#### Requirements:
Track down every line below that holds "this" and copy it.

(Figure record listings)

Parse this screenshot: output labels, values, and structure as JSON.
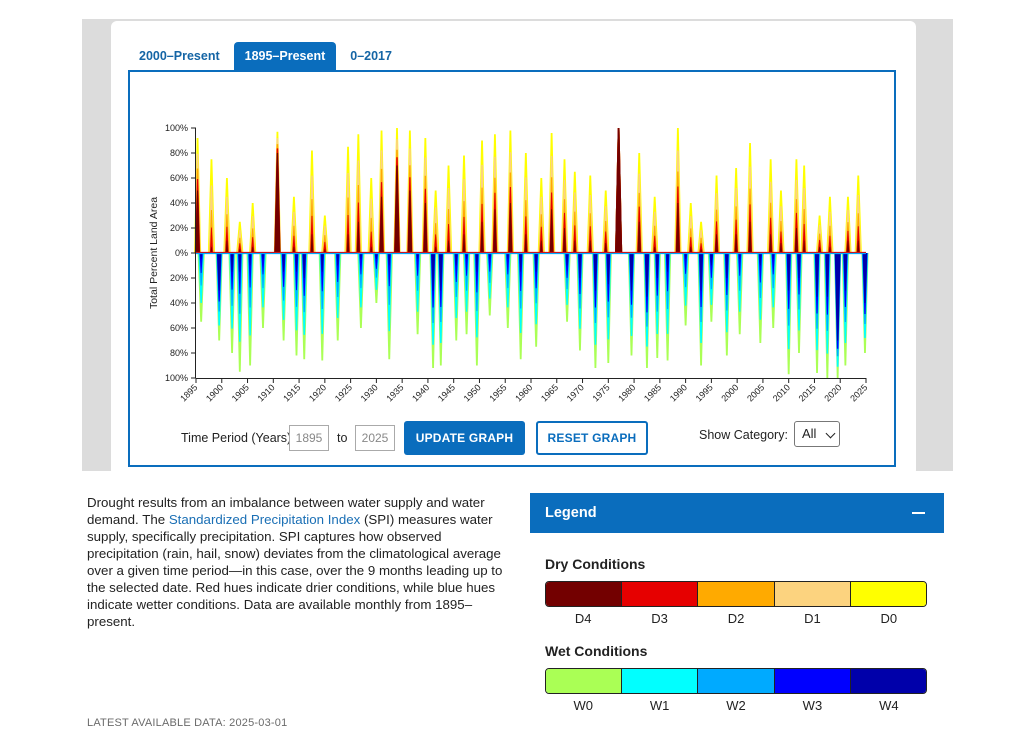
{
  "tabs": [
    {
      "label": "2000–Present",
      "active": false
    },
    {
      "label": "1895–Present",
      "active": true
    },
    {
      "label": "0–2017",
      "active": false
    }
  ],
  "chart_data": {
    "type": "area",
    "xlabel": "",
    "ylabel": "Total Percent Land Area",
    "xlim": [
      1895,
      2025
    ],
    "ylim": [
      -100,
      100
    ],
    "x_ticks": [
      "1895",
      "1900",
      "1905",
      "1910",
      "1915",
      "1920",
      "1925",
      "1930",
      "1935",
      "1940",
      "1945",
      "1950",
      "1955",
      "1960",
      "1965",
      "1970",
      "1975",
      "1980",
      "1985",
      "1990",
      "1995",
      "2000",
      "2005",
      "2010",
      "2015",
      "2020",
      "2025"
    ],
    "y_ticks": [
      {
        "value": 100,
        "label": "100%"
      },
      {
        "value": 80,
        "label": "80%"
      },
      {
        "value": 60,
        "label": "60%"
      },
      {
        "value": 40,
        "label": "40%"
      },
      {
        "value": 20,
        "label": "20%"
      },
      {
        "value": 0,
        "label": "0%"
      },
      {
        "value": -20,
        "label": "20%"
      },
      {
        "value": -40,
        "label": "40%"
      },
      {
        "value": -60,
        "label": "60%"
      },
      {
        "value": -80,
        "label": "80%"
      },
      {
        "value": -100,
        "label": "100%"
      }
    ],
    "dry_peaks": [
      {
        "year": 1895.3,
        "value": 92,
        "d4": 50
      },
      {
        "year": 1898,
        "value": 75,
        "d4": 5
      },
      {
        "year": 1901,
        "value": 60,
        "d4": 10
      },
      {
        "year": 1903.5,
        "value": 25,
        "d4": 3
      },
      {
        "year": 1906,
        "value": 40,
        "d4": 5
      },
      {
        "year": 1910.8,
        "value": 97,
        "d4": 80
      },
      {
        "year": 1914,
        "value": 45,
        "d4": 5
      },
      {
        "year": 1917.5,
        "value": 82,
        "d4": 15
      },
      {
        "year": 1920,
        "value": 30,
        "d4": 3
      },
      {
        "year": 1924.5,
        "value": 85,
        "d4": 15
      },
      {
        "year": 1926.5,
        "value": 95,
        "d4": 25
      },
      {
        "year": 1929,
        "value": 60,
        "d4": 5
      },
      {
        "year": 1931,
        "value": 98,
        "d4": 45
      },
      {
        "year": 1934,
        "value": 100,
        "d4": 70
      },
      {
        "year": 1936.5,
        "value": 98,
        "d4": 50
      },
      {
        "year": 1939.5,
        "value": 92,
        "d4": 40
      },
      {
        "year": 1941.5,
        "value": 50,
        "d4": 5
      },
      {
        "year": 1944,
        "value": 70,
        "d4": 10
      },
      {
        "year": 1947,
        "value": 78,
        "d4": 15
      },
      {
        "year": 1950.5,
        "value": 90,
        "d4": 25
      },
      {
        "year": 1953,
        "value": 95,
        "d4": 35
      },
      {
        "year": 1956,
        "value": 98,
        "d4": 40
      },
      {
        "year": 1959,
        "value": 80,
        "d4": 15
      },
      {
        "year": 1962,
        "value": 60,
        "d4": 10
      },
      {
        "year": 1964,
        "value": 96,
        "d4": 35
      },
      {
        "year": 1966.5,
        "value": 75,
        "d4": 20
      },
      {
        "year": 1968.5,
        "value": 65,
        "d4": 10
      },
      {
        "year": 1971.5,
        "value": 62,
        "d4": 10
      },
      {
        "year": 1974.5,
        "value": 50,
        "d4": 8
      },
      {
        "year": 1977,
        "value": 100,
        "d4": 100
      },
      {
        "year": 1981,
        "value": 80,
        "d4": 25
      },
      {
        "year": 1984,
        "value": 45,
        "d4": 5
      },
      {
        "year": 1988.5,
        "value": 100,
        "d4": 40
      },
      {
        "year": 1991,
        "value": 40,
        "d4": 5
      },
      {
        "year": 1993,
        "value": 25,
        "d4": 3
      },
      {
        "year": 1996,
        "value": 62,
        "d4": 15
      },
      {
        "year": 1999.8,
        "value": 68,
        "d4": 15
      },
      {
        "year": 2002.5,
        "value": 88,
        "d4": 25
      },
      {
        "year": 2006.5,
        "value": 75,
        "d4": 15
      },
      {
        "year": 2008.5,
        "value": 50,
        "d4": 8
      },
      {
        "year": 2011.5,
        "value": 75,
        "d4": 20
      },
      {
        "year": 2013,
        "value": 70,
        "d4": 10
      },
      {
        "year": 2016,
        "value": 30,
        "d4": 5
      },
      {
        "year": 2018,
        "value": 45,
        "d4": 5
      },
      {
        "year": 2021.5,
        "value": 45,
        "d4": 10
      },
      {
        "year": 2023.5,
        "value": 62,
        "d4": 10
      }
    ],
    "wet_peaks": [
      {
        "year": 1896,
        "value": 55,
        "w4": 5
      },
      {
        "year": 1899.5,
        "value": 70,
        "w4": 30
      },
      {
        "year": 1902,
        "value": 80,
        "w4": 15
      },
      {
        "year": 1903.5,
        "value": 95,
        "w4": 15
      },
      {
        "year": 1905.5,
        "value": 90,
        "w4": 10
      },
      {
        "year": 1908,
        "value": 60,
        "w4": 5
      },
      {
        "year": 1912,
        "value": 70,
        "w4": 15
      },
      {
        "year": 1914.5,
        "value": 82,
        "w4": 15
      },
      {
        "year": 1916,
        "value": 85,
        "w4": 20
      },
      {
        "year": 1919.5,
        "value": 86,
        "w4": 15
      },
      {
        "year": 1922.5,
        "value": 70,
        "w4": 10
      },
      {
        "year": 1927,
        "value": 60,
        "w4": 5
      },
      {
        "year": 1930,
        "value": 40,
        "w4": 5
      },
      {
        "year": 1932.5,
        "value": 85,
        "w4": 10
      },
      {
        "year": 1938,
        "value": 65,
        "w4": 5
      },
      {
        "year": 1941,
        "value": 92,
        "w4": 30
      },
      {
        "year": 1942.5,
        "value": 90,
        "w4": 30
      },
      {
        "year": 1945.5,
        "value": 70,
        "w4": 10
      },
      {
        "year": 1947.5,
        "value": 65,
        "w4": 5
      },
      {
        "year": 1949.5,
        "value": 90,
        "w4": 15
      },
      {
        "year": 1952,
        "value": 50,
        "w4": 5
      },
      {
        "year": 1955.5,
        "value": 60,
        "w4": 5
      },
      {
        "year": 1958,
        "value": 85,
        "w4": 15
      },
      {
        "year": 1961,
        "value": 75,
        "w4": 15
      },
      {
        "year": 1967,
        "value": 55,
        "w4": 10
      },
      {
        "year": 1969.5,
        "value": 78,
        "w4": 20
      },
      {
        "year": 1972.5,
        "value": 92,
        "w4": 30
      },
      {
        "year": 1975,
        "value": 88,
        "w4": 25
      },
      {
        "year": 1979.5,
        "value": 82,
        "w4": 30
      },
      {
        "year": 1982.5,
        "value": 92,
        "w4": 35
      },
      {
        "year": 1984.5,
        "value": 84,
        "w4": 20
      },
      {
        "year": 1986.5,
        "value": 86,
        "w4": 15
      },
      {
        "year": 1990,
        "value": 58,
        "w4": 5
      },
      {
        "year": 1993,
        "value": 90,
        "w4": 30
      },
      {
        "year": 1995,
        "value": 55,
        "w4": 10
      },
      {
        "year": 1998,
        "value": 82,
        "w4": 20
      },
      {
        "year": 2000.5,
        "value": 65,
        "w4": 5
      },
      {
        "year": 2004.5,
        "value": 72,
        "w4": 10
      },
      {
        "year": 2007,
        "value": 60,
        "w4": 5
      },
      {
        "year": 2010,
        "value": 97,
        "w4": 30
      },
      {
        "year": 2012,
        "value": 80,
        "w4": 20
      },
      {
        "year": 2015.5,
        "value": 96,
        "w4": 35
      },
      {
        "year": 2017.5,
        "value": 100,
        "w4": 35
      },
      {
        "year": 2019.5,
        "value": 100,
        "w4": 70
      },
      {
        "year": 2021,
        "value": 90,
        "w4": 30
      },
      {
        "year": 2024.8,
        "value": 80,
        "w4": 40
      }
    ]
  },
  "controls": {
    "time_period_label": "Time Period (Years):",
    "start_year": "1895",
    "to_label": "to",
    "end_year": "2025",
    "update_button": "UPDATE GRAPH",
    "reset_button": "RESET GRAPH",
    "show_category_label": "Show Category:",
    "show_category_value": "All"
  },
  "description": {
    "part1": "Drought results from an imbalance between water supply and water demand. The ",
    "link": "Standardized Precipitation Index",
    "part2": " (SPI) measures water supply, specifically precipitation. SPI captures how observed precipitation (rain, hail, snow) deviates from the climatological average over a given time period—in this case, over the 9 months leading up to the selected date. Red hues indicate drier conditions, while blue hues indicate wetter conditions. Data are available monthly from 1895–present."
  },
  "latest": "LATEST AVAILABLE DATA: 2025-03-01",
  "legend": {
    "title": "Legend",
    "dry_title": "Dry Conditions",
    "dry": [
      {
        "label": "D4",
        "color": "#730000"
      },
      {
        "label": "D3",
        "color": "#e60000"
      },
      {
        "label": "D2",
        "color": "#ffaa00"
      },
      {
        "label": "D1",
        "color": "#fcd37f"
      },
      {
        "label": "D0",
        "color": "#ffff00"
      }
    ],
    "wet_title": "Wet Conditions",
    "wet": [
      {
        "label": "W0",
        "color": "#aaff55"
      },
      {
        "label": "W1",
        "color": "#01ffff"
      },
      {
        "label": "W2",
        "color": "#00aaff"
      },
      {
        "label": "W3",
        "color": "#0000ff"
      },
      {
        "label": "W4",
        "color": "#0000aa"
      }
    ]
  }
}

#### Written reply:
Parse this screenshot: output labels, values, and structure as JSON.
    "part2": " (SPI) measures water supply, specifically precipitation. SPI captures how observed precipitation (rain, hail, snow) deviates from the climatological average over a given time period—in this case, over the 9 months leading up to the selected date. Red hues indicate drier conditions, while blue hues indicate wetter conditions. Data are available monthly from 1895–present."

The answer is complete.